Repeat each entry as written and leave the images out of the copy.

= PROVIDED INFORMATION =

——

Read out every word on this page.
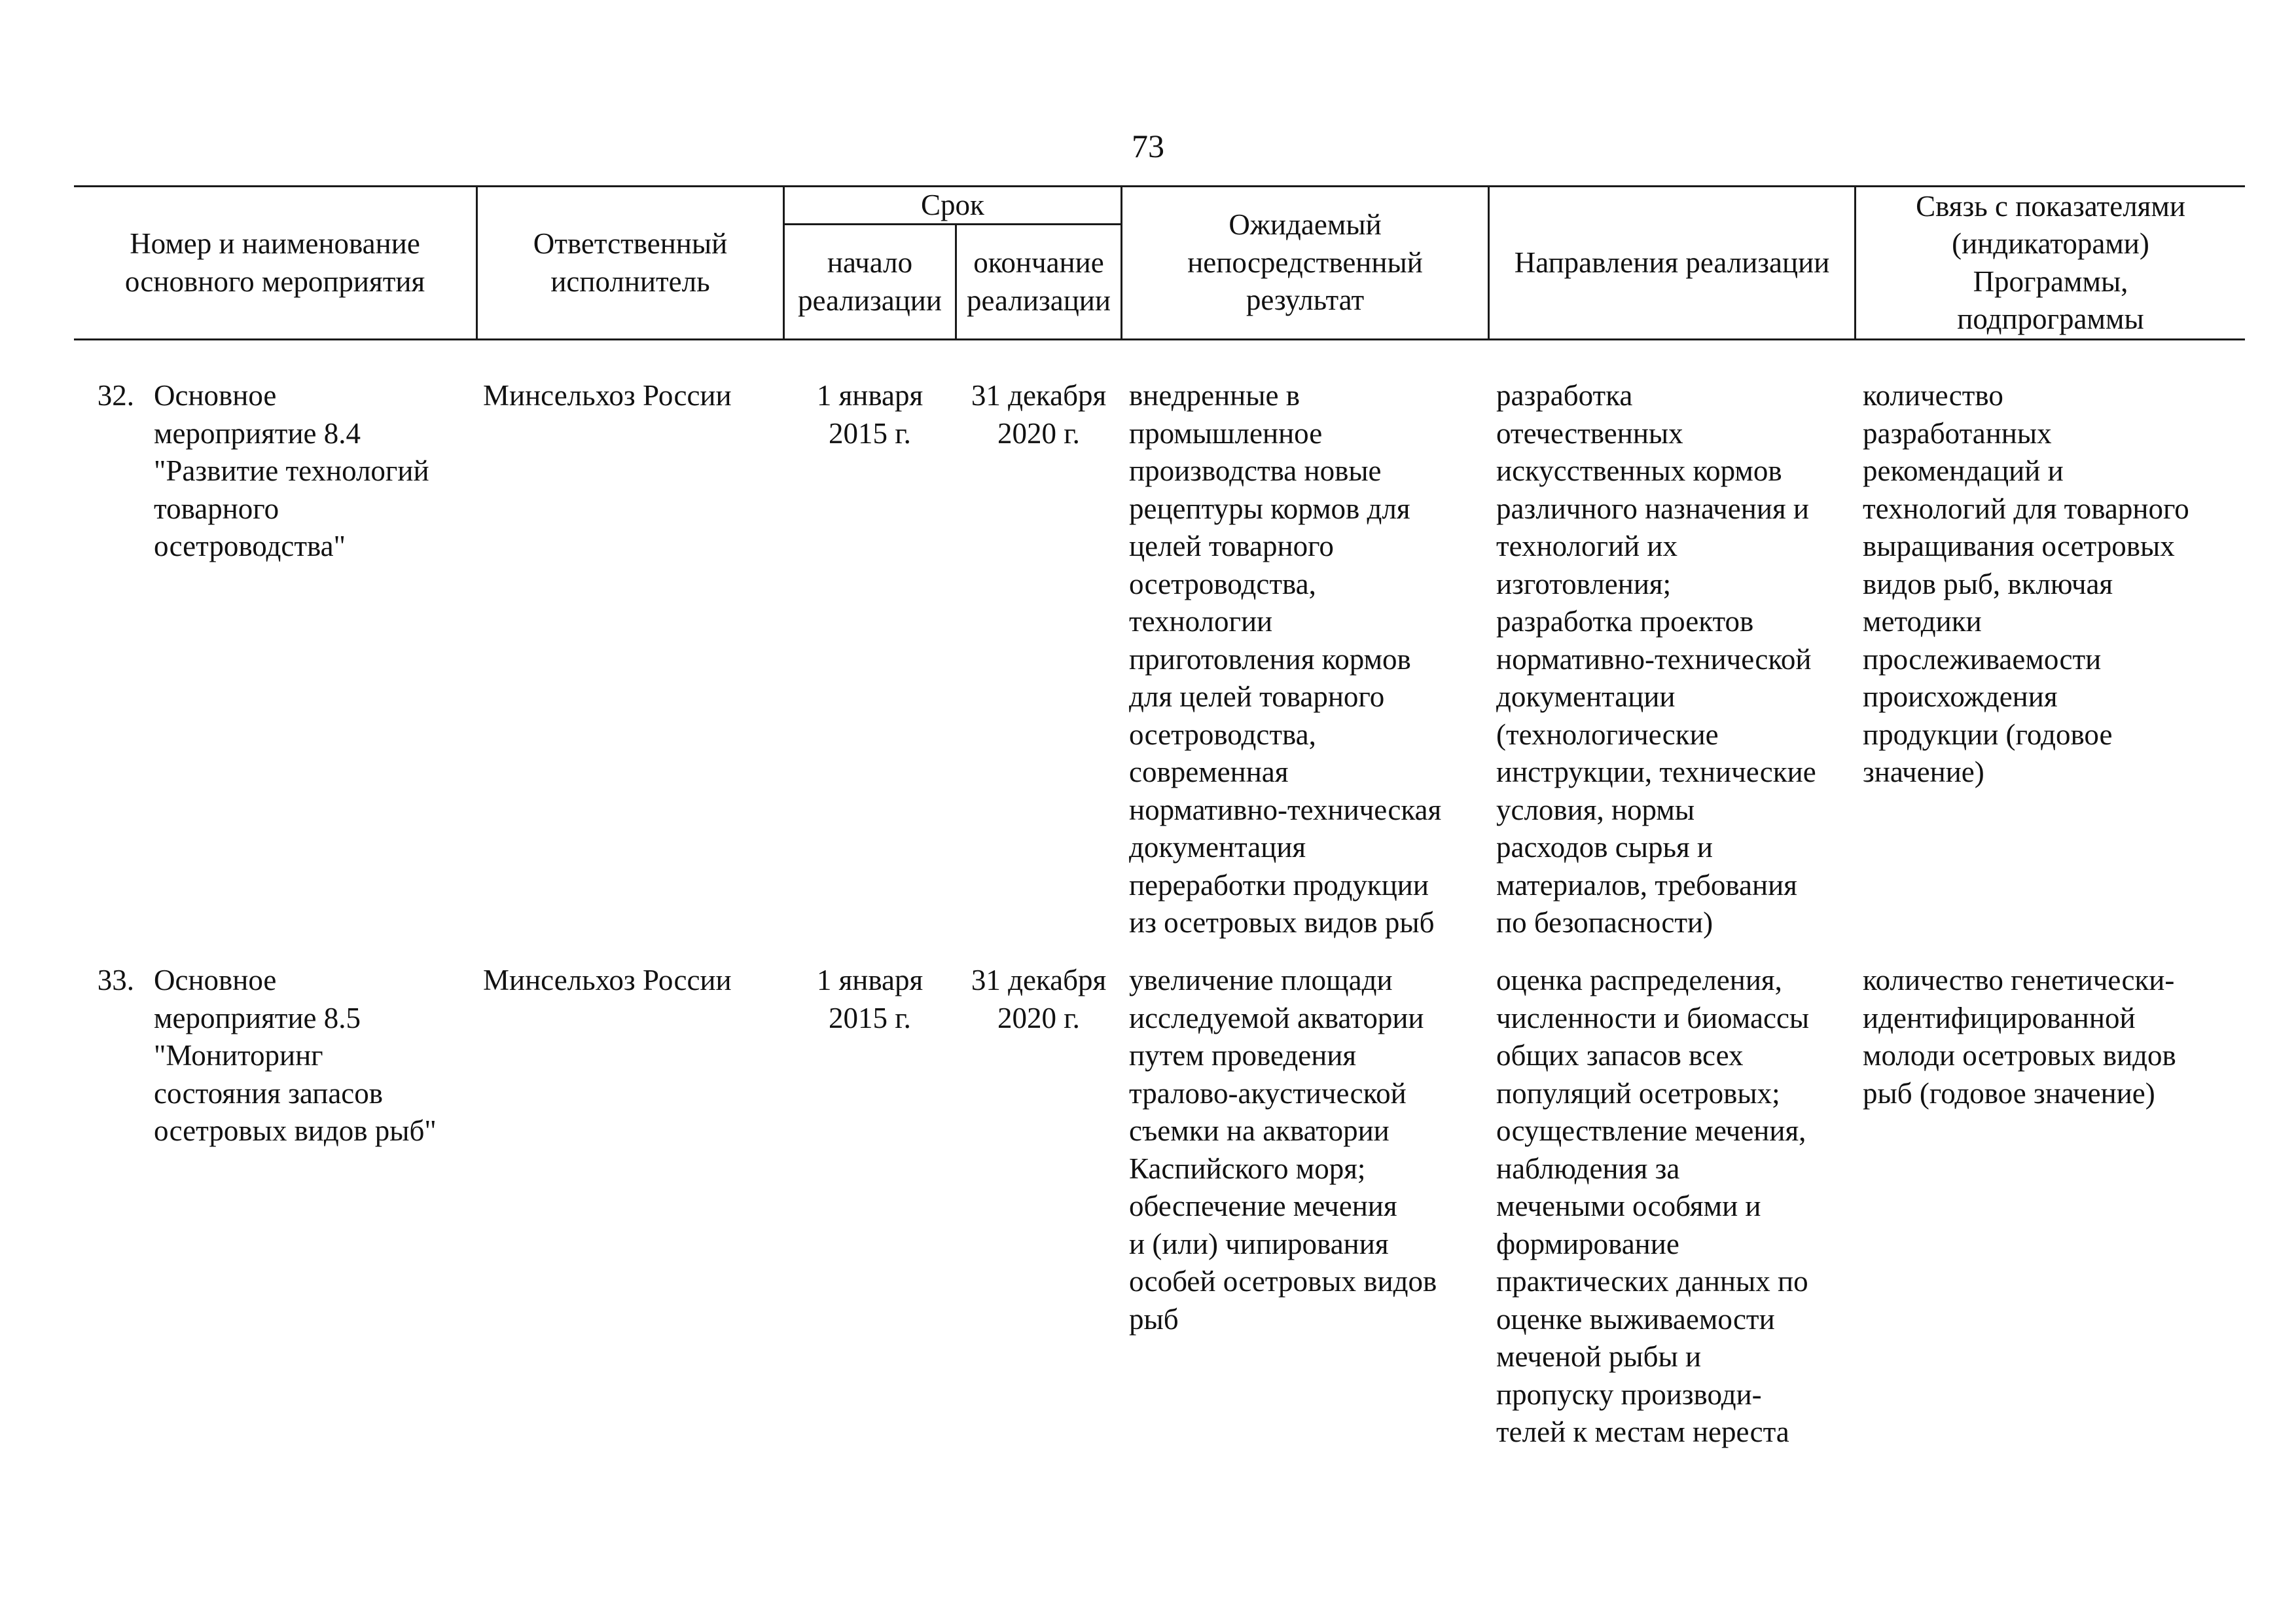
73
Номер и наименование
основного мероприятия
Ответственный
исполнитель
Срок
начало
реализации
окончание
реализации
Ожидаемый
непосредственный
результат
Направления реализации
Связь с показателями
(индикаторами)
Программы,
подпрограммы
32. Основное
мероприятие 8.4
"Развитие технологий
товарного
осетроводства"
Минсельхоз России	1 января
2015 г.
31 декабря
2020 г.
внедренные в
промышленное
производства новые
рецептуры кормов для
целей товарного
осетроводства,
технологии
приготовления кормов
для целей товарного
осетроводства,
современная
нормативно-техническая
документация
переработки продукции
из осетровых видов рыб
разработка
отечественных
искусственных кормов
различного назначения и
технологий их
изготовления;
разработка проектов
нормативно-технической
документации
(технологические
инструкции, технические
условия, нормы
расходов сырья и
материалов, требования
по безопасности)
количество
разработанных
рекомендаций и
технологий для товарного
выращивания осетровых
видов рыб, включая
методики
прослеживаемости
происхождения
продукции (годовое
значение)
33. Основное
мероприятие 8.5
"Мониторинг
состояния запасов
осетровых видов рыб"
Минсельхоз России	1 января
2015 г.
31 декабря
2020 г.
увеличение площади
исследуемой акватории
путем проведения
тралово-акустической
съемки на акватории
Каспийского моря;
обеспечение мечения
и (или) чипирования
особей осетровых видов
рыб
оценка распределения,
численности и биомассы
общих запасов всех
популяций осетровых;
осуществление мечения,
наблюдения за
мечеными особями и
формирование
практических данных по
оценке выживаемости
меченой рыбы и
пропуску производи-
телей к местам нереста
количество генетически-
идентифицированной
молоди осетровых видов
рыб (годовое значение)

——

= ANSWER TO THE PROBLEM =
Read out every word on this page.
73
Номер и наименование
основного мероприятия
Ответственный
исполнитель
Срок
начало
реализации
окончание
реализации
Ожидаемый
непосредственный
результат
Направления реализации
Связь с показателями
(индикаторами)
Программы,
подпрограммы
32. Основное
мероприятие 8.4
"Развитие технологий
товарного
осетроводства"
Минсельхоз России	1 января
2015 г.
31 декабря
2020 г.
внедренные в
промышленное
производства новые
рецептуры кормов для
целей товарного
осетроводства,
технологии
приготовления кормов
для целей товарного
осетроводства,
современная
нормативно-техническая
документация
переработки продукции
из осетровых видов рыб
разработка
отечественных
искусственных кормов
различного назначения и
технологий их
изготовления;
разработка проектов
нормативно-технической
документации
(технологические
инструкции, технические
условия, нормы
расходов сырья и
материалов, требования
по безопасности)
количество
разработанных
рекомендаций и
технологий для товарного
выращивания осетровых
видов рыб, включая
методики
прослеживаемости
происхождения
продукции (годовое
значение)
33. Основное
мероприятие 8.5
"Мониторинг
состояния запасов
осетровых видов рыб"
Минсельхоз России	1 января
2015 г.
31 декабря
2020 г.
увеличение площади
исследуемой акватории
путем проведения
тралово-акустической
съемки на акватории
Каспийского моря;
обеспечение мечения
и (или) чипирования
особей осетровых видов
рыб
оценка распределения,
численности и биомассы
общих запасов всех
популяций осетровых;
осуществление мечения,
наблюдения за
мечеными особями и
формирование
практических данных по
оценке выживаемости
меченой рыбы и
пропуску производи-
телей к местам нереста
количество генетически-
идентифицированной
молоди осетровых видов
рыб (годовое значение)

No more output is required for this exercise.